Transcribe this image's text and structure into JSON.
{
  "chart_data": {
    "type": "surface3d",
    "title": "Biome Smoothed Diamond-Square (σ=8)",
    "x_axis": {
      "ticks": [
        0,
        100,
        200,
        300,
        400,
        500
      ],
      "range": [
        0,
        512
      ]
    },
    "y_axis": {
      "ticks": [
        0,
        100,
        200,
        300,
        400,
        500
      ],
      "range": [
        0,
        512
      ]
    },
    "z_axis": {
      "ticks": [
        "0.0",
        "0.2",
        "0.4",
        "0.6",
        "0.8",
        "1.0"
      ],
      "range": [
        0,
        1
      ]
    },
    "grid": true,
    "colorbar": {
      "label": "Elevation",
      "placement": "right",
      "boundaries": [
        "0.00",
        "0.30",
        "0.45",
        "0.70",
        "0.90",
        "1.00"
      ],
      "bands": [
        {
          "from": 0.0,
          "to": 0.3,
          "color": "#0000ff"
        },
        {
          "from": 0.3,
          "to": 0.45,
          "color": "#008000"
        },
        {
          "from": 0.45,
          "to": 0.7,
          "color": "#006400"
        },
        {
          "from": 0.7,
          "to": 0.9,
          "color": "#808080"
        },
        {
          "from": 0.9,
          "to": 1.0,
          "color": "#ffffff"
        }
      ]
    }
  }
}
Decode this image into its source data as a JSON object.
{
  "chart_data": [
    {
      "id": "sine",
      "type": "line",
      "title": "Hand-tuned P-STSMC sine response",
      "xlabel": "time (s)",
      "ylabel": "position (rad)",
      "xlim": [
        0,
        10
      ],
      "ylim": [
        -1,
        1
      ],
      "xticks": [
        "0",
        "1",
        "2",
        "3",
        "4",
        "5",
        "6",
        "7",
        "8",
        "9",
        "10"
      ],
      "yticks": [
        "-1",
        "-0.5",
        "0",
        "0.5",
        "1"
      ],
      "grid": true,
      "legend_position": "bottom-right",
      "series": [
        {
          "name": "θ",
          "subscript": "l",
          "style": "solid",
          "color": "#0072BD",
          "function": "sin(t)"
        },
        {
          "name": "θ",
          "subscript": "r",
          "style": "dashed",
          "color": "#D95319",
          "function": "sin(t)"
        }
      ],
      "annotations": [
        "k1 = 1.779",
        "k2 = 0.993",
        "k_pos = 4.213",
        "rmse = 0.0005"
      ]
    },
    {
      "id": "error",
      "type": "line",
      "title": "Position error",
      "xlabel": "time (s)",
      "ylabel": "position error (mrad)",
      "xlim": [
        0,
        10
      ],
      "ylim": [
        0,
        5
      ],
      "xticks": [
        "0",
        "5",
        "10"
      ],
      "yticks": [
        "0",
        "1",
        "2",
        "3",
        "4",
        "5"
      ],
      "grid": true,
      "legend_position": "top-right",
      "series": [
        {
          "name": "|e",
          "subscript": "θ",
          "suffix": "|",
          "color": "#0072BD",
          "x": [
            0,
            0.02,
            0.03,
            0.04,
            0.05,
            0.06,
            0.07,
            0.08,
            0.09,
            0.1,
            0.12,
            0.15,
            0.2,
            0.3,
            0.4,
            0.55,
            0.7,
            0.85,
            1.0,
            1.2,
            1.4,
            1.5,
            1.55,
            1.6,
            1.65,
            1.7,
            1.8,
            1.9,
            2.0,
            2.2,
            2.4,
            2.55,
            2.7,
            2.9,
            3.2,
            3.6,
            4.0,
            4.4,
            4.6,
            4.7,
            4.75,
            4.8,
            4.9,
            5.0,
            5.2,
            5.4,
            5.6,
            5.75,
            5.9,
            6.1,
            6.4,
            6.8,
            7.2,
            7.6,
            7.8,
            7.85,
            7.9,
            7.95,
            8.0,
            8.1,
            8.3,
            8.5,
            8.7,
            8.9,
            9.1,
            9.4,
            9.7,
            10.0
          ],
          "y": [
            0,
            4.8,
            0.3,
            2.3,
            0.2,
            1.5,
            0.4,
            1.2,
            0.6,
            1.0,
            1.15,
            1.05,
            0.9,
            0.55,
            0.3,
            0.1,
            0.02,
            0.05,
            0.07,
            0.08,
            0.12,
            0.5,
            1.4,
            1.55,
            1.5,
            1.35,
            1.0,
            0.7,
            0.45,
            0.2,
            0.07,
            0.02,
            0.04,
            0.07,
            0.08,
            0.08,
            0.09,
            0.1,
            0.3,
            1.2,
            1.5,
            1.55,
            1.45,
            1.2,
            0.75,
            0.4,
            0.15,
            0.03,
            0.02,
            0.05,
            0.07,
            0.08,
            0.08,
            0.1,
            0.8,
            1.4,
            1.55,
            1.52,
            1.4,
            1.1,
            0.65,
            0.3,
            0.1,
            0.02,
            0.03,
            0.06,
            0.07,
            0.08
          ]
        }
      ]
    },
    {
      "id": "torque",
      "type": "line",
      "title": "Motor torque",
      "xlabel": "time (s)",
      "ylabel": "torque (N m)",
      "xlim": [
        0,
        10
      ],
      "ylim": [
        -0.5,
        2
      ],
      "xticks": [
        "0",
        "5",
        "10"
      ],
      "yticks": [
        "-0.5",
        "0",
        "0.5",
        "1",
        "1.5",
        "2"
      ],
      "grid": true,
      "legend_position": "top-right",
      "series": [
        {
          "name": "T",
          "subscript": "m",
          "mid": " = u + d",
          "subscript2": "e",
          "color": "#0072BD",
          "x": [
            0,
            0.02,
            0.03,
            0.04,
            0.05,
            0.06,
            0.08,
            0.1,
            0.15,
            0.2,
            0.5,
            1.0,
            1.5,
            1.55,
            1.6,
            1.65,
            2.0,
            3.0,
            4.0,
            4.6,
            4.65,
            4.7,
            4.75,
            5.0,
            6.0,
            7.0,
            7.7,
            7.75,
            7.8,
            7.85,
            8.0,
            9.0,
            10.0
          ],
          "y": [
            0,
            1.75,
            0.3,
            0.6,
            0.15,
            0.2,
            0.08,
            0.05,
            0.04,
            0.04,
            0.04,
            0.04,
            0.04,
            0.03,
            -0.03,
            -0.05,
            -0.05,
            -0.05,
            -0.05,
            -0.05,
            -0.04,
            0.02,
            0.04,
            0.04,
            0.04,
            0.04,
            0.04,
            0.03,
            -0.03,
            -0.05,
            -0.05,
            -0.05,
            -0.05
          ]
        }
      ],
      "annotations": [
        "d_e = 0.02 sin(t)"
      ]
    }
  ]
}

## STATED TASK
Write out the whole listing exactly.

## SOLUTION TO THE EXERCISE
Transcribe this image's text and structure into JSON.
{
  "chart_data": {
    "type": "surface3d",
    "title": "Biome Smoothed Diamond-Square (σ=8)",
    "x_axis": {
      "ticks": [
        0,
        100,
        200,
        300,
        400,
        500
      ],
      "range": [
        0,
        512
      ]
    },
    "y_axis": {
      "ticks": [
        0,
        100,
        200,
        300,
        400,
        500
      ],
      "range": [
        0,
        512
      ]
    },
    "z_axis": {
      "ticks": [
        "0.0",
        "0.2",
        "0.4",
        "0.6",
        "0.8",
        "1.0"
      ],
      "range": [
        0,
        1
      ]
    },
    "grid": true,
    "colorbar": {
      "label": "Elevation",
      "placement": "right",
      "boundaries": [
        "0.00",
        "0.30",
        "0.45",
        "0.70",
        "0.90",
        "1.00"
      ],
      "bands": [
        {
          "from": 0.0,
          "to": 0.3,
          "color": "#0000ff"
        },
        {
          "from": 0.3,
          "to": 0.45,
          "color": "#008000"
        },
        {
          "from": 0.45,
          "to": 0.7,
          "color": "#006400"
        },
        {
          "from": 0.7,
          "to": 0.9,
          "color": "#808080"
        },
        {
          "from": 0.9,
          "to": 1.0,
          "color": "#ffffff"
        }
      ]
    }
  }
}
Decode this image into its source data as a JSON object.
{
  "chart_data": [
    {
      "id": "sine",
      "type": "line",
      "title": "Hand-tuned P-STSMC sine response",
      "xlabel": "time (s)",
      "ylabel": "position (rad)",
      "xlim": [
        0,
        10
      ],
      "ylim": [
        -1,
        1
      ],
      "xticks": [
        "0",
        "1",
        "2",
        "3",
        "4",
        "5",
        "6",
        "7",
        "8",
        "9",
        "10"
      ],
      "yticks": [
        "-1",
        "-0.5",
        "0",
        "0.5",
        "1"
      ],
      "grid": true,
      "legend_position": "bottom-right",
      "series": [
        {
          "name": "θ",
          "subscript": "l",
          "style": "solid",
          "color": "#0072BD",
          "function": "sin(t)"
        },
        {
          "name": "θ",
          "subscript": "r",
          "style": "dashed",
          "color": "#D95319",
          "function": "sin(t)"
        }
      ],
      "annotations": [
        "k1 = 1.779",
        "k2 = 0.993",
        "k_pos = 4.213",
        "rmse = 0.0005"
      ]
    },
    {
      "id": "error",
      "type": "line",
      "title": "Position error",
      "xlabel": "time (s)",
      "ylabel": "position error (mrad)",
      "xlim": [
        0,
        10
      ],
      "ylim": [
        0,
        5
      ],
      "xticks": [
        "0",
        "5",
        "10"
      ],
      "yticks": [
        "0",
        "1",
        "2",
        "3",
        "4",
        "5"
      ],
      "grid": true,
      "legend_position": "top-right",
      "series": [
        {
          "name": "|e",
          "subscript": "θ",
          "suffix": "|",
          "color": "#0072BD",
          "x": [
            0,
            0.02,
            0.03,
            0.04,
            0.05,
            0.06,
            0.07,
            0.08,
            0.09,
            0.1,
            0.12,
            0.15,
            0.2,
            0.3,
            0.4,
            0.55,
            0.7,
            0.85,
            1.0,
            1.2,
            1.4,
            1.5,
            1.55,
            1.6,
            1.65,
            1.7,
            1.8,
            1.9,
            2.0,
            2.2,
            2.4,
            2.55,
            2.7,
            2.9,
            3.2,
            3.6,
            4.0,
            4.4,
            4.6,
            4.7,
            4.75,
            4.8,
            4.9,
            5.0,
            5.2,
            5.4,
            5.6,
            5.75,
            5.9,
            6.1,
            6.4,
            6.8,
            7.2,
            7.6,
            7.8,
            7.85,
            7.9,
            7.95,
            8.0,
            8.1,
            8.3,
            8.5,
            8.7,
            8.9,
            9.1,
            9.4,
            9.7,
            10.0
          ],
          "y": [
            0,
            4.8,
            0.3,
            2.3,
            0.2,
            1.5,
            0.4,
            1.2,
            0.6,
            1.0,
            1.15,
            1.05,
            0.9,
            0.55,
            0.3,
            0.1,
            0.02,
            0.05,
            0.07,
            0.08,
            0.12,
            0.5,
            1.4,
            1.55,
            1.5,
            1.35,
            1.0,
            0.7,
            0.45,
            0.2,
            0.07,
            0.02,
            0.04,
            0.07,
            0.08,
            0.08,
            0.09,
            0.1,
            0.3,
            1.2,
            1.5,
            1.55,
            1.45,
            1.2,
            0.75,
            0.4,
            0.15,
            0.03,
            0.02,
            0.05,
            0.07,
            0.08,
            0.08,
            0.1,
            0.8,
            1.4,
            1.55,
            1.52,
            1.4,
            1.1,
            0.65,
            0.3,
            0.1,
            0.02,
            0.03,
            0.06,
            0.07,
            0.08
          ]
        }
      ]
    },
    {
      "id": "torque",
      "type": "line",
      "title": "Motor torque",
      "xlabel": "time (s)",
      "ylabel": "torque (N m)",
      "xlim": [
        0,
        10
      ],
      "ylim": [
        -0.5,
        2
      ],
      "xticks": [
        "0",
        "5",
        "10"
      ],
      "yticks": [
        "-0.5",
        "0",
        "0.5",
        "1",
        "1.5",
        "2"
      ],
      "grid": true,
      "legend_position": "top-right",
      "series": [
        {
          "name": "T",
          "subscript": "m",
          "mid": " = u + d",
          "subscript2": "e",
          "color": "#0072BD",
          "x": [
            0,
            0.02,
            0.03,
            0.04,
            0.05,
            0.06,
            0.08,
            0.1,
            0.15,
            0.2,
            0.5,
            1.0,
            1.5,
            1.55,
            1.6,
            1.65,
            2.0,
            3.0,
            4.0,
            4.6,
            4.65,
            4.7,
            4.75,
            5.0,
            6.0,
            7.0,
            7.7,
            7.75,
            7.8,
            7.85,
            8.0,
            9.0,
            10.0
          ],
          "y": [
            0,
            1.75,
            0.3,
            0.6,
            0.15,
            0.2,
            0.08,
            0.05,
            0.04,
            0.04,
            0.04,
            0.04,
            0.04,
            0.03,
            -0.03,
            -0.05,
            -0.05,
            -0.05,
            -0.05,
            -0.05,
            -0.04,
            0.02,
            0.04,
            0.04,
            0.04,
            0.04,
            0.04,
            0.03,
            -0.03,
            -0.05,
            -0.05,
            -0.05,
            -0.05
          ]
        }
      ],
      "annotations": [
        "d_e = 0.02 sin(t)"
      ]
    }
  ]
}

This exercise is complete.